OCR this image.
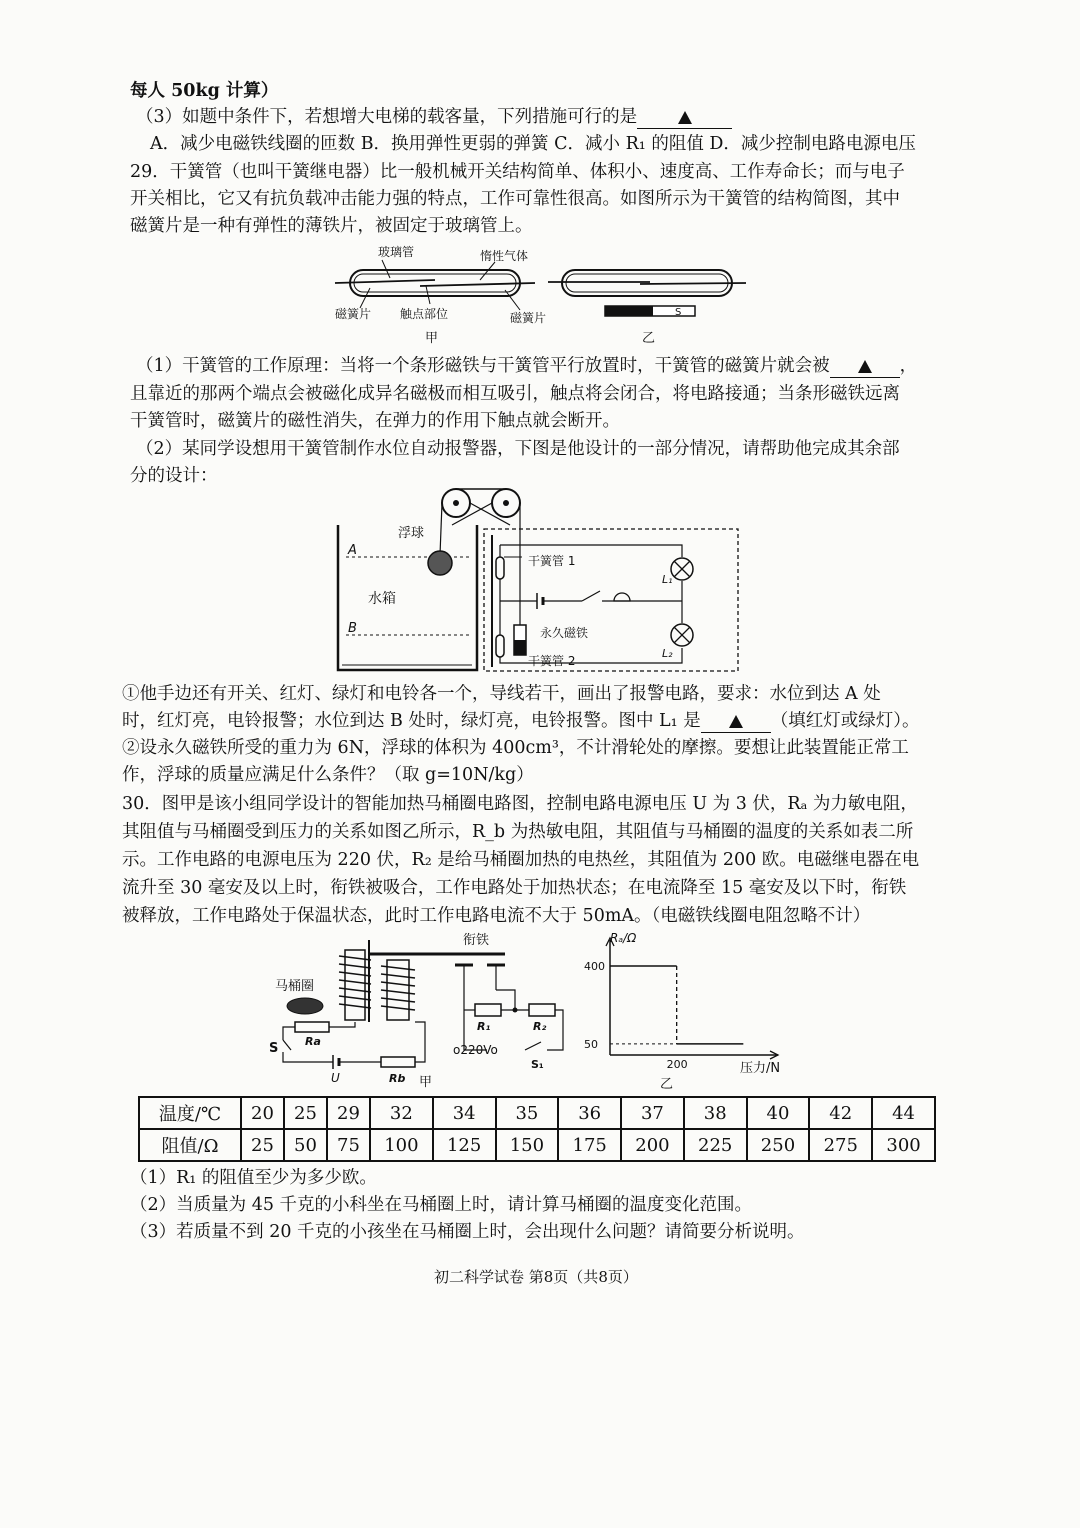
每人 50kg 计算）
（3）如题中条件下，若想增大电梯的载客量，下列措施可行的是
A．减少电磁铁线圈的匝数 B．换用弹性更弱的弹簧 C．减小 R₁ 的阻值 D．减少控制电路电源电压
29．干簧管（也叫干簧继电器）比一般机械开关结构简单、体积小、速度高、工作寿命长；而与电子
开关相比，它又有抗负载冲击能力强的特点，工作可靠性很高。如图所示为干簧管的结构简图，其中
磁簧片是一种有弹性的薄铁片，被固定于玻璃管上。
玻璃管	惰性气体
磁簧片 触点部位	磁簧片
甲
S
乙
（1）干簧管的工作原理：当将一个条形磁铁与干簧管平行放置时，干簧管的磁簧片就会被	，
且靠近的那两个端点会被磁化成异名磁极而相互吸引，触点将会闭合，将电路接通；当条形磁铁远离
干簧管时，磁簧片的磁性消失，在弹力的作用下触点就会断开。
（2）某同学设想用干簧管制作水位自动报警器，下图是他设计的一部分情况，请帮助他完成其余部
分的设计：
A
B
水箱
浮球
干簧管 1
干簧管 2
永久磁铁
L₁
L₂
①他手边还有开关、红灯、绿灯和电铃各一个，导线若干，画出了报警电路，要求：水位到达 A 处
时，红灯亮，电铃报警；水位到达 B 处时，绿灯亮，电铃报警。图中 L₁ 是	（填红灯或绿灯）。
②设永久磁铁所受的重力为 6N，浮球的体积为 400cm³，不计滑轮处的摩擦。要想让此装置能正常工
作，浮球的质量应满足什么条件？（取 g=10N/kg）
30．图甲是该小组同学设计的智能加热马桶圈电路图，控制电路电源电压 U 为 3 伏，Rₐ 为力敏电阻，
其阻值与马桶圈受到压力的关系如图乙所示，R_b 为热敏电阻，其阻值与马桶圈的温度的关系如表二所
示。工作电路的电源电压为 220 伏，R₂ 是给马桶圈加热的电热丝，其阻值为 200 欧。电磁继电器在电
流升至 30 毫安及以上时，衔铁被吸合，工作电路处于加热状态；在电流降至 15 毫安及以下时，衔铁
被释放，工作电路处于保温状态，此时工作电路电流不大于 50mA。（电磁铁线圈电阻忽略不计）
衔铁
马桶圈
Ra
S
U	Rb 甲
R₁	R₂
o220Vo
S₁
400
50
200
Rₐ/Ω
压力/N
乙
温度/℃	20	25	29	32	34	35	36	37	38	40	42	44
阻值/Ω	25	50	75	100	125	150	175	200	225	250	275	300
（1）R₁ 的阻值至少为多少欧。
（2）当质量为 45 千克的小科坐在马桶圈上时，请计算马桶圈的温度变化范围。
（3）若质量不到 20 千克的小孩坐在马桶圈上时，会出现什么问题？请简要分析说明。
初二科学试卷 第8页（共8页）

**SHORT EXERCISE**
All of the lines above should be retyped precisely, apart from the pictures.

**RESULT**
OCR this image.
每人 50kg 计算）
（3）如题中条件下，若想增大电梯的载客量，下列措施可行的是
A．减少电磁铁线圈的匝数 B．换用弹性更弱的弹簧 C．减小 R₁ 的阻值 D．减少控制电路电源电压
29．干簧管（也叫干簧继电器）比一般机械开关结构简单、体积小、速度高、工作寿命长；而与电子
开关相比，它又有抗负载冲击能力强的特点，工作可靠性很高。如图所示为干簧管的结构简图，其中
磁簧片是一种有弹性的薄铁片，被固定于玻璃管上。
玻璃管	惰性气体
磁簧片 触点部位	磁簧片
甲
S
乙
（1）干簧管的工作原理：当将一个条形磁铁与干簧管平行放置时，干簧管的磁簧片就会被	，
且靠近的那两个端点会被磁化成异名磁极而相互吸引，触点将会闭合，将电路接通；当条形磁铁远离
干簧管时，磁簧片的磁性消失，在弹力的作用下触点就会断开。
（2）某同学设想用干簧管制作水位自动报警器，下图是他设计的一部分情况，请帮助他完成其余部
分的设计：
A
B
水箱
浮球
干簧管 1
干簧管 2
永久磁铁
L₁
L₂
①他手边还有开关、红灯、绿灯和电铃各一个，导线若干，画出了报警电路，要求：水位到达 A 处
时，红灯亮，电铃报警；水位到达 B 处时，绿灯亮，电铃报警。图中 L₁ 是	（填红灯或绿灯）。
②设永久磁铁所受的重力为 6N，浮球的体积为 400cm³，不计滑轮处的摩擦。要想让此装置能正常工
作，浮球的质量应满足什么条件？（取 g=10N/kg）
30．图甲是该小组同学设计的智能加热马桶圈电路图，控制电路电源电压 U 为 3 伏，Rₐ 为力敏电阻，
其阻值与马桶圈受到压力的关系如图乙所示，R_b 为热敏电阻，其阻值与马桶圈的温度的关系如表二所
示。工作电路的电源电压为 220 伏，R₂ 是给马桶圈加热的电热丝，其阻值为 200 欧。电磁继电器在电
流升至 30 毫安及以上时，衔铁被吸合，工作电路处于加热状态；在电流降至 15 毫安及以下时，衔铁
被释放，工作电路处于保温状态，此时工作电路电流不大于 50mA。（电磁铁线圈电阻忽略不计）
衔铁
马桶圈
Ra
S
U	Rb 甲
R₁	R₂
o220Vo
S₁
400
50
200
Rₐ/Ω
压力/N
乙
温度/℃	20	25	29	32	34	35	36	37	38	40	42	44
阻值/Ω	25	50	75	100	125	150	175	200	225	250	275	300
（1）R₁ 的阻值至少为多少欧。
（2）当质量为 45 千克的小科坐在马桶圈上时，请计算马桶圈的温度变化范围。
（3）若质量不到 20 千克的小孩坐在马桶圈上时，会出现什么问题？请简要分析说明。
初二科学试卷 第8页（共8页）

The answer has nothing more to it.